**CONSIGNES**
1 > Recopiez le passage du texte sur Senghor qui commence par "C’est à lui" et se poursuit jusqu'à "été forgé ensemble.".
2 > Poursuivez le texte sur Senghor à partir de l'endroit où il s'arrête.

(ou Léopold Sédar Senghor raconté par un contestataire assagi)
M. Henri Lopès.
Certains mariages sont mal acceptés. Même la République des lettres, d’ordinaire non-conformiste, se montre réticente à certaines alliances. Ainsi prend-elle peu au sérieux les hommes politiques qui se piquent d’écrire. À l’inverse, l’opinion publique ne peut s’empêcher de sourire chaque fois qu’un écrivain (surtout un poète!) s’essaie à diriger un pays. Ces préventions sont vraisemblablement la marque d’une antique sagesse ou l’expression d’une mémoire inconsciente qui aurait gardé le souvenir de certains déboires. Pourtant, sans évoquer le cas de Mao Tsé Toung, que ma méconnaissance du chinois m’empêche d’analyser, il existe des exceptions qui infirment la sagesse des peuples. Avant Vaclav Havel dont on connaît le double destin, Aimé Césaire géra avec une telle compétence et honnêteté la mairie de Fort-de-France qu’il fut sans cesse réélu par ses mandants (dont beaucoup ne l’avaient jamais lu) et chez qui il provoqua le même enthousiasme que le poète avait suscité chez ses lecteurs. Senghor constitue un autre exemple: c’est en effet avec brio et efficacité que l’agrégé de grammaire, féru de langues anciennes, sut mener de front la charge de Chef d’État et sa mission de poète.
C’est à lui que je veux aujourd’hui rendre hommage.
II ne s’agira pas d’une analyse d’érudit ou d’universitaire, mais du témoignage d’un cadet qui a été inspiré par l’oeuvre et la vie du grand disparu.
Senghor, c’est d’abord la négritude.
On est toujours curieux de savoir s’il en est le père ou si ce n’est pas plutôt Césaire, à moins encore qu’il ne s’agisse de Damas?
Vain débat. J’ai lu et entendu les trois complices; ils sont sur le sujet constants et solidaires. Le concept a été forgé ensemble.
Damas et Tirolien ont donné peu de définitions de la négritude. Césaire a défini la sienne dans des vers célèbres de Cahier d’un retour au pays natal :
» Ma négritude n’est pas une taie d’eau morte
sur l’œil mort de la terre
ma négritude n’est ni une tour ni une cathédrale
elle plonge dans la chair rouge du sol
elle plonge dans la chair ardente du ciel
elle troue l’accablement opaque de sa droite patience « .

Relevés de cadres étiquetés
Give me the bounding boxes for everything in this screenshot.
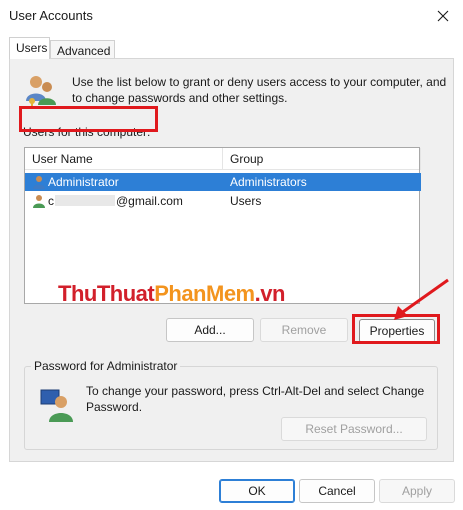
user-group-cell: Administrators [230,175,307,189]
users-list-label: Users for this computer: [23,125,151,139]
remove-button[interactable]: Remove [260,318,348,342]
add-button[interactable]: Add... [166,318,254,342]
column-header-user-name[interactable]: User Name [25,148,223,170]
user-monitor-icon [40,389,73,422]
user-icon [33,195,45,208]
user-name-suffix: @gmail.com [116,194,183,208]
redacted-text [55,195,115,206]
title-bar: User Accounts [0,0,463,34]
close-icon [437,10,449,22]
ok-button[interactable]: OK [219,479,295,503]
watermark: ThuThuatPhanMem.vn [58,281,285,306]
tab-advanced[interactable]: Advanced [50,40,115,59]
column-header-group[interactable]: Group [223,148,421,170]
users-icon [26,76,56,108]
user-name-cell: Administrator [48,175,119,189]
apply-button[interactable]: Apply [379,479,455,503]
reset-password-button[interactable]: Reset Password... [281,417,427,441]
intro-text: Use the list below to grant or deny user… [72,75,447,105]
cancel-button[interactable]: Cancel [299,479,375,503]
user-icon [33,176,45,189]
user-group-cell: Users [230,194,262,208]
users-tab-panel: Use the list below to grant or deny user… [9,58,454,462]
list-header: User Name Group [25,148,421,170]
table-row[interactable]: Administrator Administrators [25,173,421,191]
tab-users[interactable]: Users [9,37,50,59]
user-name-prefix: c [48,194,54,208]
close-button[interactable] [423,0,463,32]
table-row[interactable]: c @gmail.com Users [25,192,421,210]
password-groupbox-title: Password for Administrator [31,359,181,373]
properties-button[interactable]: Properties [359,319,435,343]
password-groupbox: Password for Administrator To change you… [24,359,438,450]
window-title: User Accounts [9,8,93,23]
password-instructions: To change your password, press Ctrl-Alt-… [86,384,425,414]
user-name-cell: c @gmail.com [48,194,183,208]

**RÉPONSES**
1 >
C’est à lui que je veux aujourd’hui rendre hommage.
II ne s’agira pas d’une analyse d’érudit ou d’universitaire, mais du témoignage d’un cadet qui a été inspiré par l’oeuvre et la vie du grand disparu.
Senghor, c’est d’abord la négritude.
On est toujours curieux de savoir s’il en est le père ou si ce n’est pas plutôt Césaire, à moins encore qu’il ne s’agisse de Damas?
Vain débat. J’ai lu et entendu les trois complices; ils sont sur le sujet constants et solidaires. Le concept a été forgé ensemble.

2 >
En fait, le principal théoricien de la négritude est d’évidence Senghor. On trouvera l’essentiel de ses idées dans Liberté I, Liberté 2, Liberté 3, etc. J’emprunterai à Roger Chemain le résumé suivant :
» Il reprend à Frobenius l’idée d’une civilisation commune à l’Afrique précoloniale
et à Delafosse celle d’une âme noire spécifique: primauté de la connaissance intuitive
et de la transe émotionnelle sur l’analyse rationnelle, aptitude fondamentale au pardon,
sensualité, primauté du rythme (« la raison est hellène et l’émotion est nègre « ),
spiritualité, communion avec les morts, humour, tels sont les traits dominants du nègre
senghorien authentique. L’ensemble de ces valeurs constitue ce qu’apporte le nègre au
monde car la doctrine ne se veut pas conservatisme figé dans un dogme, mais apport
à la civilisation de l’Universel qu’il s’agit de réaliser par le biais du métissage culturel. . .
La négritude n est pas seulement recherche esthétique, doctrine littéraire, mais revêt
des aspects idéologiques sur lesquels l’homme politique entend fonder son action …. »
La négritude est le cri de protestation, le mouvement de révolte, (appel à la lutte d’une race opprimée.
Car la colonisation fut sous le régime de l’indigénat un régime d’apartheid aussi implacable que celle d’Afrique du Sud.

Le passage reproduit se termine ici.